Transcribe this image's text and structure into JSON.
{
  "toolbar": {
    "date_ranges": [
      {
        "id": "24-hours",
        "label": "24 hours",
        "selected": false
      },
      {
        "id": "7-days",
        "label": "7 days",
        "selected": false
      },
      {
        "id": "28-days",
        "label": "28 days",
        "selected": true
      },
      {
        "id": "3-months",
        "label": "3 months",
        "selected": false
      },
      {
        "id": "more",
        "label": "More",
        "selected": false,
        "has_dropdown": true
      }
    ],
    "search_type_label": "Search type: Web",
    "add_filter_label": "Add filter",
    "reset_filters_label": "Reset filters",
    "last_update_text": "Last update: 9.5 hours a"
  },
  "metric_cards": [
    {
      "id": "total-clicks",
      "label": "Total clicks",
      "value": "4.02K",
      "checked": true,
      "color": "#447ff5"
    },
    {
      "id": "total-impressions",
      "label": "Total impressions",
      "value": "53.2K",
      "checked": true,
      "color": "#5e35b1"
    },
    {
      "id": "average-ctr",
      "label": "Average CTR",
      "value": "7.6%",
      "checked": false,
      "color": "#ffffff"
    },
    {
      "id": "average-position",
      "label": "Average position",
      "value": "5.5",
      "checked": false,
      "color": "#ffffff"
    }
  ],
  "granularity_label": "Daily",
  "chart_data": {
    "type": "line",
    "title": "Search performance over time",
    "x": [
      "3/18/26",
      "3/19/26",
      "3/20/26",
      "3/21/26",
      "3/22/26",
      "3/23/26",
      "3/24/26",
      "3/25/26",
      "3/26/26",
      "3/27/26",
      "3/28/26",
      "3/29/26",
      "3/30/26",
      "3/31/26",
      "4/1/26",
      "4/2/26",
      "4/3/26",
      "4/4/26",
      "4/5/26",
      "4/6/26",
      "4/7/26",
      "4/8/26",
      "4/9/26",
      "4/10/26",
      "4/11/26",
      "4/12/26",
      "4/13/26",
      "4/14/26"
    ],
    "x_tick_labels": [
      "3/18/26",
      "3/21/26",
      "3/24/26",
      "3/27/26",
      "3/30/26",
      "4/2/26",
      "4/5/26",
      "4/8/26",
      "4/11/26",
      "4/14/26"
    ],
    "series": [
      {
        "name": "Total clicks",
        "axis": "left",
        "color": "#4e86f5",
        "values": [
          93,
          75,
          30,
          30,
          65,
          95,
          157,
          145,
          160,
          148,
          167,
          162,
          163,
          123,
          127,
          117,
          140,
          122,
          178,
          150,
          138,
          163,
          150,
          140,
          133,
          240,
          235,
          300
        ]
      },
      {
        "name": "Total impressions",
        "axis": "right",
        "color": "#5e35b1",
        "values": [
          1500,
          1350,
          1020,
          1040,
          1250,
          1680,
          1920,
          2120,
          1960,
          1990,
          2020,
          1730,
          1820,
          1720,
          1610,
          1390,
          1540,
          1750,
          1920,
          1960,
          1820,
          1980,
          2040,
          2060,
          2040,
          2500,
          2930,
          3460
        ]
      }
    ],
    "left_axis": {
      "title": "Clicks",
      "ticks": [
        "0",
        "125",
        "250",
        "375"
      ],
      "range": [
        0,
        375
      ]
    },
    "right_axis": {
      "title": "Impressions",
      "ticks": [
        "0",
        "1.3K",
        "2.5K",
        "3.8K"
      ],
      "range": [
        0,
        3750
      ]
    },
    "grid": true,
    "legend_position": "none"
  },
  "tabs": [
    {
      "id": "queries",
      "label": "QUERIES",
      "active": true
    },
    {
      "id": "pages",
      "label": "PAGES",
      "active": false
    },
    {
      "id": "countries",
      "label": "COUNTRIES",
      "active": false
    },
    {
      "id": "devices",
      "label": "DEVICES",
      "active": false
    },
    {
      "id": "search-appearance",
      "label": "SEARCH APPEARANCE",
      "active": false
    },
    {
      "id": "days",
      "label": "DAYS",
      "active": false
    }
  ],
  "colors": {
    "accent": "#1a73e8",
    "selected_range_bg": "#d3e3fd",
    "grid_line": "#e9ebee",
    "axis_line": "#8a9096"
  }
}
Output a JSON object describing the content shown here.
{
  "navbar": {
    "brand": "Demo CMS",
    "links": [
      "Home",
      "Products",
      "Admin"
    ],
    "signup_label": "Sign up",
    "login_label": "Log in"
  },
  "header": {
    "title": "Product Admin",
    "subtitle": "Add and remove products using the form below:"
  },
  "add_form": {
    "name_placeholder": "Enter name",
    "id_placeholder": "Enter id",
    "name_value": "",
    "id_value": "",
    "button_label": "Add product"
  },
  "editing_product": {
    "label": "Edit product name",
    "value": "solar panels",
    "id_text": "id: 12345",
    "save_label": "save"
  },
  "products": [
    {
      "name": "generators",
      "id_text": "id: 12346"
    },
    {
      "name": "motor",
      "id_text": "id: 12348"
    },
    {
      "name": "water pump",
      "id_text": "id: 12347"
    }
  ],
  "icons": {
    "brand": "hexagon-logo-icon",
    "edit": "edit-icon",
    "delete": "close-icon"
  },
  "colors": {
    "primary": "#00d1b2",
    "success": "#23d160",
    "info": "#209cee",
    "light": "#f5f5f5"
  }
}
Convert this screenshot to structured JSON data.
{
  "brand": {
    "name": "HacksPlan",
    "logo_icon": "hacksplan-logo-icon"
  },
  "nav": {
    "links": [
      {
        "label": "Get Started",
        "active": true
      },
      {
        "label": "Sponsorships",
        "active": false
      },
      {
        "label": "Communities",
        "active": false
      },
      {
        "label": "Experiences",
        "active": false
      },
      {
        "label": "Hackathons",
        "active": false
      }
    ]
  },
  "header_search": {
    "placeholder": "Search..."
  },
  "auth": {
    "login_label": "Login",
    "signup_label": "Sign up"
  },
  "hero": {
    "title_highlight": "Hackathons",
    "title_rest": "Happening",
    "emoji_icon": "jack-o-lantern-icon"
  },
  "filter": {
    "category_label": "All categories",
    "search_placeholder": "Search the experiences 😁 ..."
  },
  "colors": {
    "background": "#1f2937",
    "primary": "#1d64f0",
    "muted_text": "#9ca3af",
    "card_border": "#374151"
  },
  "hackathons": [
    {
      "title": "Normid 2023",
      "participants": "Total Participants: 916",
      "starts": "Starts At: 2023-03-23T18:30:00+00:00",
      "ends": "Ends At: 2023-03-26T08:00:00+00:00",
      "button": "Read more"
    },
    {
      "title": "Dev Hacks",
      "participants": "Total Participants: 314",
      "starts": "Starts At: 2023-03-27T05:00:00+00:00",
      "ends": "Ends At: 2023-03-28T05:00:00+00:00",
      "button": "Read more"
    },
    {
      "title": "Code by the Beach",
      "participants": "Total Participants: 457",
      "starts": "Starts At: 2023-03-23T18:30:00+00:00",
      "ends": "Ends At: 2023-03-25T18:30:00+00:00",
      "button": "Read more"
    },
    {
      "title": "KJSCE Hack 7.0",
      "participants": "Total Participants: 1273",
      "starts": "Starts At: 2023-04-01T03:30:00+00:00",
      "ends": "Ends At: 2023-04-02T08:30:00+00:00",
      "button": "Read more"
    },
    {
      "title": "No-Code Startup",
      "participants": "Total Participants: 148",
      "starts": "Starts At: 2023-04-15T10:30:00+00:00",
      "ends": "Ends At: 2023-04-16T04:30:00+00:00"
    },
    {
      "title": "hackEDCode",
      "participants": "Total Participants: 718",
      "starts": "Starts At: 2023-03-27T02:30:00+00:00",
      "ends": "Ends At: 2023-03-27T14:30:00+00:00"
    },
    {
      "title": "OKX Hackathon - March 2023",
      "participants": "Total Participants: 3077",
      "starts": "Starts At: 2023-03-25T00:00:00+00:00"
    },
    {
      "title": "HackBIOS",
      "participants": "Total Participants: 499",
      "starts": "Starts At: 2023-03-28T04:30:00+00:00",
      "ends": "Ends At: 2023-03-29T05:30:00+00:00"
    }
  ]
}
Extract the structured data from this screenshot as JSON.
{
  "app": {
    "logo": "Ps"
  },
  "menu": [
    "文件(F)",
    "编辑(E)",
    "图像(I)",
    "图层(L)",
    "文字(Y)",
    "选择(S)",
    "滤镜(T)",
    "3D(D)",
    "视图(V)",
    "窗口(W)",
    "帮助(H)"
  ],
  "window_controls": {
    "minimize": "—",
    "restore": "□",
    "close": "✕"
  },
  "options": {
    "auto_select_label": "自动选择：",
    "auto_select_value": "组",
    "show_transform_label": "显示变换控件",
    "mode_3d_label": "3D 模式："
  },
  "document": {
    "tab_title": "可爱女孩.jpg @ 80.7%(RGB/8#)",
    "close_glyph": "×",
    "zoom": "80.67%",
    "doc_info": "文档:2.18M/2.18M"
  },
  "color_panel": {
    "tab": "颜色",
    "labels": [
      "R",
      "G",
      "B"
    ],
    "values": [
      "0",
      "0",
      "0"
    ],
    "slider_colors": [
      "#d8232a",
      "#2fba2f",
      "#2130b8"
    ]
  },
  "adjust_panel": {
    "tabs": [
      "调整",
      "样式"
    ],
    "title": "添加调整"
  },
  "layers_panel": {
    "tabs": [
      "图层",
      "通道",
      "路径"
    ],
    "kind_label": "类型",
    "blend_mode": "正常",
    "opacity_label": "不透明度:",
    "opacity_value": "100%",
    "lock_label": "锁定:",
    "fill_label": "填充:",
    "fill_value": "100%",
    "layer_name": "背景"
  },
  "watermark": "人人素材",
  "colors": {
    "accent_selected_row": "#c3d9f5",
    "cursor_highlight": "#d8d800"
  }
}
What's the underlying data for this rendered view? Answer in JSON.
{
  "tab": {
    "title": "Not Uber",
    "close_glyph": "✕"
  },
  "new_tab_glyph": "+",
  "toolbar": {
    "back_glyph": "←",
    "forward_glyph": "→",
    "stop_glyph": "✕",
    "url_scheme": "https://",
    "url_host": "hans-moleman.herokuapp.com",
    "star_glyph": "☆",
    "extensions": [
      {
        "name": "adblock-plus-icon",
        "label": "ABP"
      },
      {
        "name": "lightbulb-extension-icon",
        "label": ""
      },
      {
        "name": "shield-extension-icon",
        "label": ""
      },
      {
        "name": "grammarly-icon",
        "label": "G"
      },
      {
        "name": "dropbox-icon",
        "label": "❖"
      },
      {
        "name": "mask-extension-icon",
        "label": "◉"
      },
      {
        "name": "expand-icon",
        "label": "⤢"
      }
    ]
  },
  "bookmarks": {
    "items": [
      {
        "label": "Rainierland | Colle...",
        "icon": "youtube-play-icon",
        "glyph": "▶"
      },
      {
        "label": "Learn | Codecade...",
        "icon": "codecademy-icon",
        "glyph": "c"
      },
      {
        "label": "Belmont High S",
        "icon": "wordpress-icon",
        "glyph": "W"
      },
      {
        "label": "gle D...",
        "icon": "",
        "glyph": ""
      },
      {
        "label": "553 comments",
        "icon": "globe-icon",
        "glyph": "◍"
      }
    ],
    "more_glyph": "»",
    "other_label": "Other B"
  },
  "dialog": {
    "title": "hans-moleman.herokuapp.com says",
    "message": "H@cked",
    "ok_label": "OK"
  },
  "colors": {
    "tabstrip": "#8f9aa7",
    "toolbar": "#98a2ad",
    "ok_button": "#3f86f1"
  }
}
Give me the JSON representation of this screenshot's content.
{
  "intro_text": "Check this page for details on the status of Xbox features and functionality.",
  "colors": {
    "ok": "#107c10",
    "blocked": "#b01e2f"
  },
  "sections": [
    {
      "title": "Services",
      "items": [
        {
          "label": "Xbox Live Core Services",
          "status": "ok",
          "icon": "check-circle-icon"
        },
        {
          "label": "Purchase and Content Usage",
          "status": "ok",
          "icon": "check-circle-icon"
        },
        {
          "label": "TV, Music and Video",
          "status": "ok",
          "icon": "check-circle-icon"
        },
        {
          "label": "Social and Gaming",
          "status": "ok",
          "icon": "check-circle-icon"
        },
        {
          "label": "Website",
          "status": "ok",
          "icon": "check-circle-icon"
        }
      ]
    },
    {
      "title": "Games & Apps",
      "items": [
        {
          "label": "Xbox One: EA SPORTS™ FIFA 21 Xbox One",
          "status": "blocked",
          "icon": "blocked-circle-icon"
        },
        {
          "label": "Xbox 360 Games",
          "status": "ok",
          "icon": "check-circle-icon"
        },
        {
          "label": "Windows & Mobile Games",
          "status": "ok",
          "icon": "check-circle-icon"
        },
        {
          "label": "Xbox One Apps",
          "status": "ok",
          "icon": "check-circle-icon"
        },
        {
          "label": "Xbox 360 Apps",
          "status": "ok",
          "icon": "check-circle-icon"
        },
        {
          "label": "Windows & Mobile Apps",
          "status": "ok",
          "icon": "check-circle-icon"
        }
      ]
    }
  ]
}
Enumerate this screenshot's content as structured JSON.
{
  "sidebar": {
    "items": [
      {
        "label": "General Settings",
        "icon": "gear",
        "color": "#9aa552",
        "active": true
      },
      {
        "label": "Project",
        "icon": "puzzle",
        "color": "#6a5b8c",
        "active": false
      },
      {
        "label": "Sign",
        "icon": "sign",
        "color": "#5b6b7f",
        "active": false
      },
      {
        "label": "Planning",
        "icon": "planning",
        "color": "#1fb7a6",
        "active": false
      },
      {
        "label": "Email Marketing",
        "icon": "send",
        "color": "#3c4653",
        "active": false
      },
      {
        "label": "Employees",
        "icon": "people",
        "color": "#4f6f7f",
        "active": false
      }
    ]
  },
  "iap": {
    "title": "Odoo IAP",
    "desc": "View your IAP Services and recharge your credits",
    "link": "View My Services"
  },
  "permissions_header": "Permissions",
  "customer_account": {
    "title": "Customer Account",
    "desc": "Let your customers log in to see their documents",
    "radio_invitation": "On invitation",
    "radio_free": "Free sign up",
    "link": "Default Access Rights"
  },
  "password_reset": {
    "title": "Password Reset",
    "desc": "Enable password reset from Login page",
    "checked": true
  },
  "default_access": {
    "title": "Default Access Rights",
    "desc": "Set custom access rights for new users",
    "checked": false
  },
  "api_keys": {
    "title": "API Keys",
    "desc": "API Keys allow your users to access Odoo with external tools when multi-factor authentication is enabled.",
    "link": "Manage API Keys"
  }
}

────────────────

[Directions] From the entries above, pull out each line that includes "JSON".

[Correct output]
Transcribe this image's text and structure into JSON.
Output a JSON object describing the content shown here.
Convert this screenshot to structured JSON data.
Extract the structured data from this screenshot as JSON.
What's the underlying data for this rendered view? Answer in JSON.
Give me the JSON representation of this screenshot's content.
Enumerate this screenshot's content as structured JSON.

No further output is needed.